Task: Collect every line of the material below that contains the string "highlight", treating uppercase and lowercase letters as distinct.

Data to process:

= = = = = = =

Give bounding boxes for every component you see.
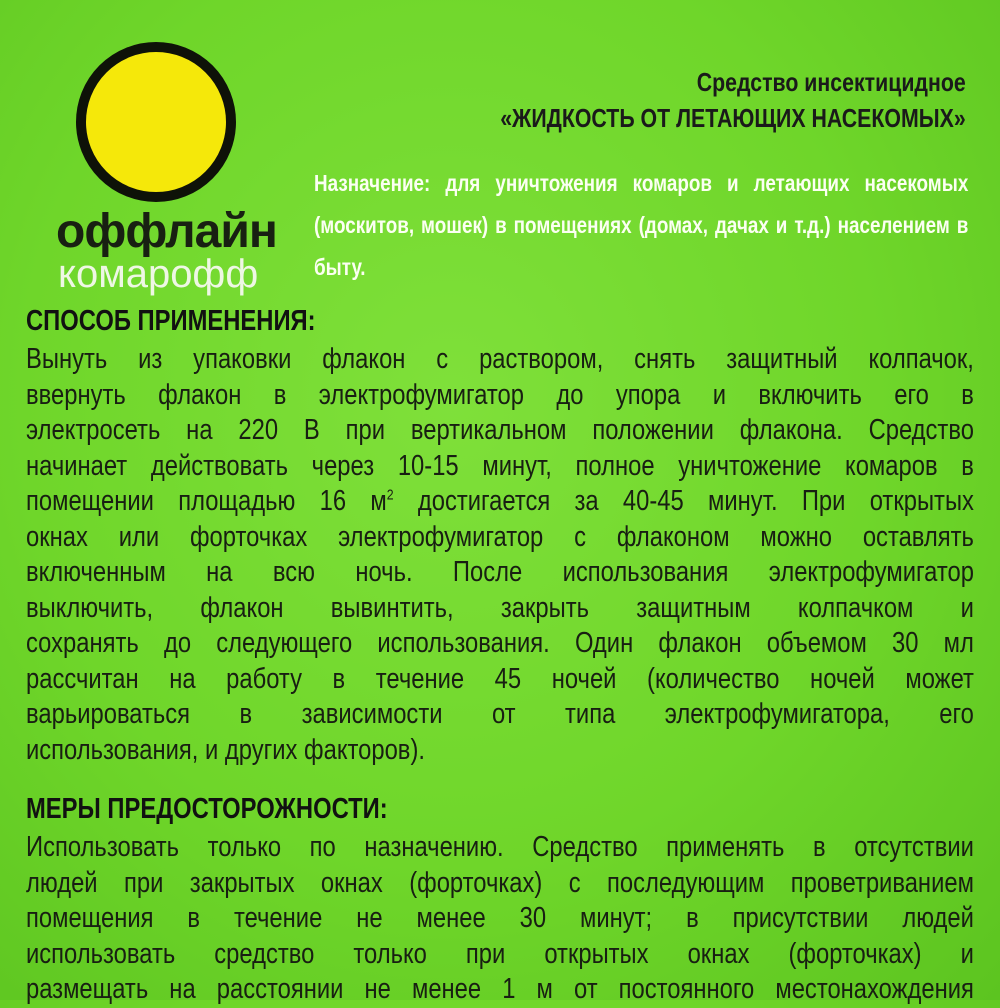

= = = = = = =

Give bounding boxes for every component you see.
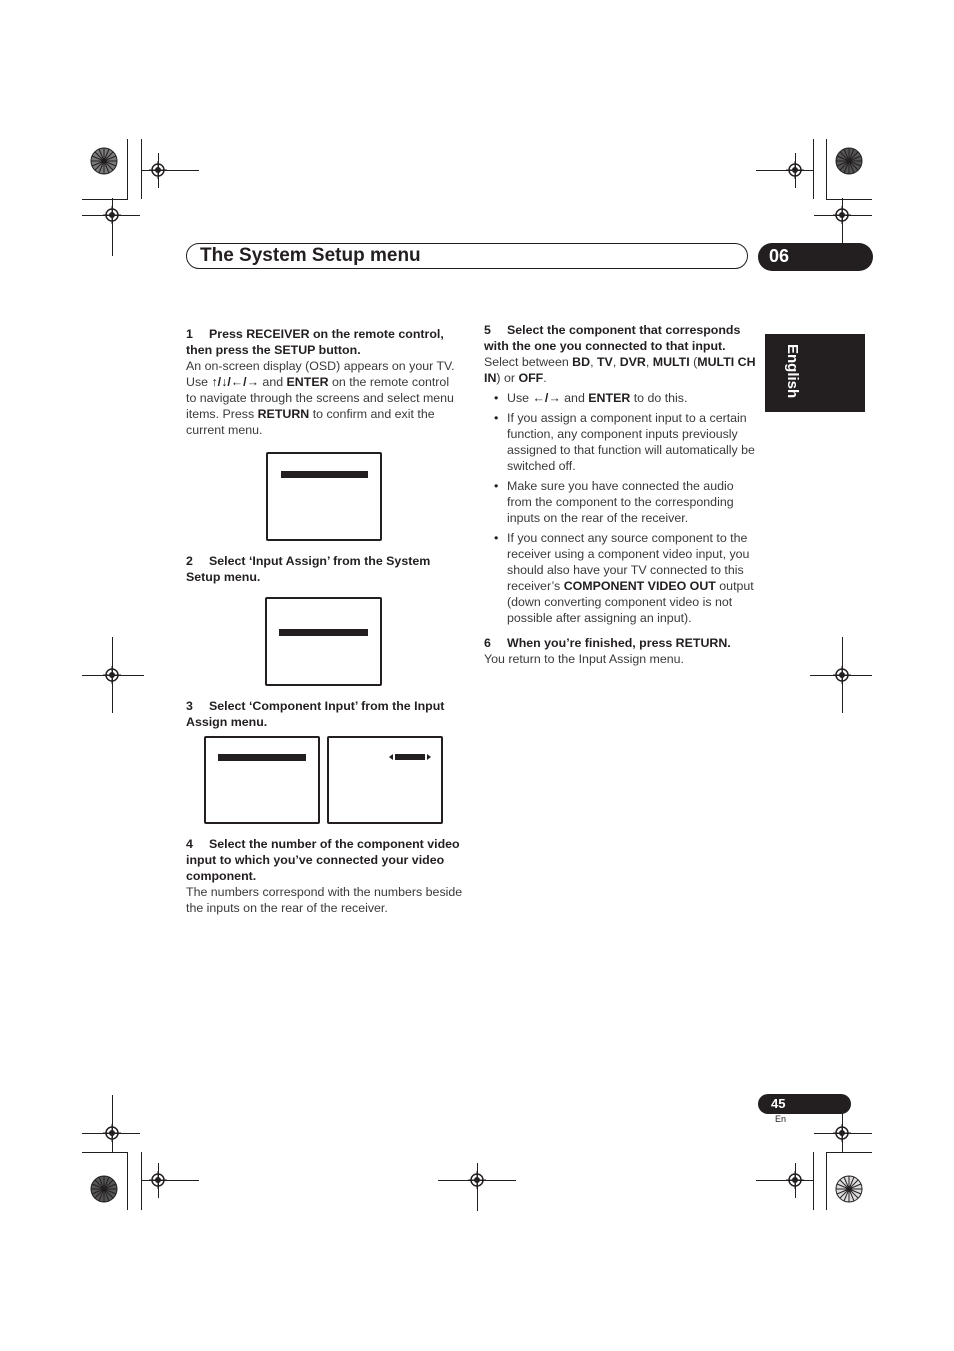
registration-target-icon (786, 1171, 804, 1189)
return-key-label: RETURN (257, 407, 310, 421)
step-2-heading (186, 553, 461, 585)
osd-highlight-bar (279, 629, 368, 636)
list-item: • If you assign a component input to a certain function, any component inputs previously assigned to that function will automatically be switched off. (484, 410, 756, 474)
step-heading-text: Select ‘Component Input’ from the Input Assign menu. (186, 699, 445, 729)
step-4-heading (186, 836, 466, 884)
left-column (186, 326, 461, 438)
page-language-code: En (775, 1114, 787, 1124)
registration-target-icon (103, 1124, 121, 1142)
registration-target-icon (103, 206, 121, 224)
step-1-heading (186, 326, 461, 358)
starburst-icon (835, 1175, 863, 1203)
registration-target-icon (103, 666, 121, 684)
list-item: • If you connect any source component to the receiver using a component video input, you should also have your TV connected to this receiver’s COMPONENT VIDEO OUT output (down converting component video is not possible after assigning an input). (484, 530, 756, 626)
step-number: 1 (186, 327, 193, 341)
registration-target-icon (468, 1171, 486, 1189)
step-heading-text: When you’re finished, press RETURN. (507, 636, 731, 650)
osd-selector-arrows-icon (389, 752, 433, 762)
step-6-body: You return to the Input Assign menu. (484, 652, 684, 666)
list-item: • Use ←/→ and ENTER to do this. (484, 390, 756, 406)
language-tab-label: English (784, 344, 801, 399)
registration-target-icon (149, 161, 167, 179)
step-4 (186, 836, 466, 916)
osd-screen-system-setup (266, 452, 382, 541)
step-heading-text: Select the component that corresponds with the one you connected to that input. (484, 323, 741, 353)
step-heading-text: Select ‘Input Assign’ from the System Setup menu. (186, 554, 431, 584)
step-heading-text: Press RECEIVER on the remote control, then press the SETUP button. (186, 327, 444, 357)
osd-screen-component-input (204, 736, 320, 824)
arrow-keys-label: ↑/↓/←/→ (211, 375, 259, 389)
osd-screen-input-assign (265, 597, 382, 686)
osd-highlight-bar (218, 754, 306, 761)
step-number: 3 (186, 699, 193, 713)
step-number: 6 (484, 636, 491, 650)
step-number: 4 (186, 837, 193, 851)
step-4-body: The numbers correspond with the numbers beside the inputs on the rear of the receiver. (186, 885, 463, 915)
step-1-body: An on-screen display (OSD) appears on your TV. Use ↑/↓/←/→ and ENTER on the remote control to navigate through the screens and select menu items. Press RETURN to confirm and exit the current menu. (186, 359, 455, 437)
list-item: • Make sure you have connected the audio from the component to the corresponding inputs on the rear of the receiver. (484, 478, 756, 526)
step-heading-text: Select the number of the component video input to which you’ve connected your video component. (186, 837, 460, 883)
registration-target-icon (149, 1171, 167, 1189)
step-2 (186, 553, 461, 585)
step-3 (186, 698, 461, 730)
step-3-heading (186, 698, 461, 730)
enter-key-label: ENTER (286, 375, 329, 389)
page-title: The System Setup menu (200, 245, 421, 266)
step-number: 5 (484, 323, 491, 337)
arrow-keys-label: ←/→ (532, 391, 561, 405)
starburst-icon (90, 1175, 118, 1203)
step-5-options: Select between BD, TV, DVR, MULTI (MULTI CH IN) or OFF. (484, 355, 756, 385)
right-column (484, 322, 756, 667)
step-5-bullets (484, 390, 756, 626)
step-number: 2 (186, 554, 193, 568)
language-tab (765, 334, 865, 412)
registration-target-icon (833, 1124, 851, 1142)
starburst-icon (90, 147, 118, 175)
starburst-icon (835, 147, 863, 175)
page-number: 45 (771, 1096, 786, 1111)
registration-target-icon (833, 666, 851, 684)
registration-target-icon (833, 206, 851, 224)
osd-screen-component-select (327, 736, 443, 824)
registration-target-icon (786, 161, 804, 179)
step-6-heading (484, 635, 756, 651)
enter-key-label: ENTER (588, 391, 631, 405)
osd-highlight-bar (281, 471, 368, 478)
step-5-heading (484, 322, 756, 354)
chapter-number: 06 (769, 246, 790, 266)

= = = = = = =

Solution for this task:
osd-highlight-bar (279, 629, 368, 636)
osd-highlight-bar (218, 754, 306, 761)
osd-highlight-bar (281, 471, 368, 478)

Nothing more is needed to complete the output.